Exercise details ▸ Reproduce every entry that follows word for word, but omit the images.

########

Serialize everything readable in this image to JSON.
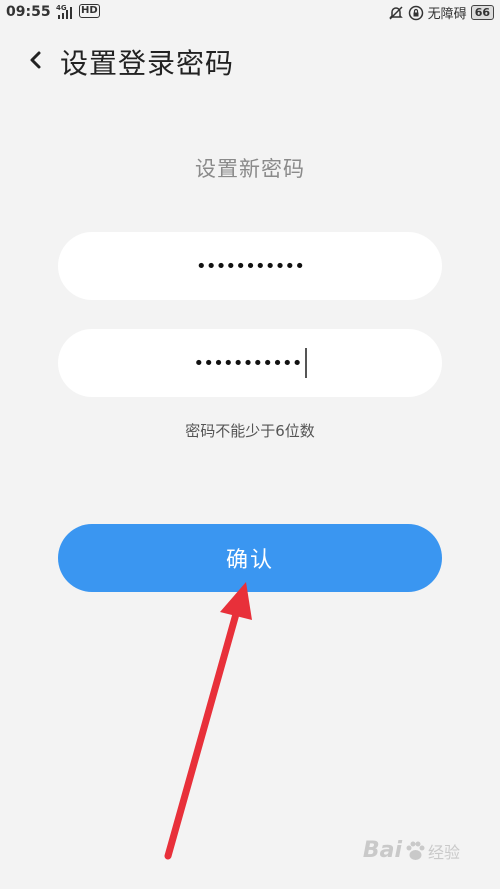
{
  "status_bar": {
    "time": "09:55",
    "network": "4G",
    "hd": "HD",
    "mode": "无障碍",
    "battery": "66"
  },
  "header": {
    "title": "设置登录密码"
  },
  "form": {
    "subtitle": "设置新密码",
    "password_1": "•••••••••••",
    "password_2": "•••••••••••",
    "hint": "密码不能少于6位数",
    "confirm_label": "确认"
  },
  "watermark": {
    "brand": "Bai",
    "suffix": "经验"
  },
  "colors": {
    "background": "#f3f3f3",
    "button": "#3a96f1",
    "arrow": "#e8303a"
  }
}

########

Full answer ▸
Serialize everything readable in this image to JSON.
{
  "status_bar": {
    "time": "09:55",
    "network": "4G",
    "hd": "HD",
    "mode": "无障碍",
    "battery": "66"
  },
  "header": {
    "title": "设置登录密码"
  },
  "form": {
    "subtitle": "设置新密码",
    "password_1": "•••••••••••",
    "password_2": "•••••••••••",
    "hint": "密码不能少于6位数",
    "confirm_label": "确认"
  },
  "watermark": {
    "brand": "Bai",
    "suffix": "经验"
  },
  "colors": {
    "background": "#f3f3f3",
    "button": "#3a96f1",
    "arrow": "#e8303a"
  }
}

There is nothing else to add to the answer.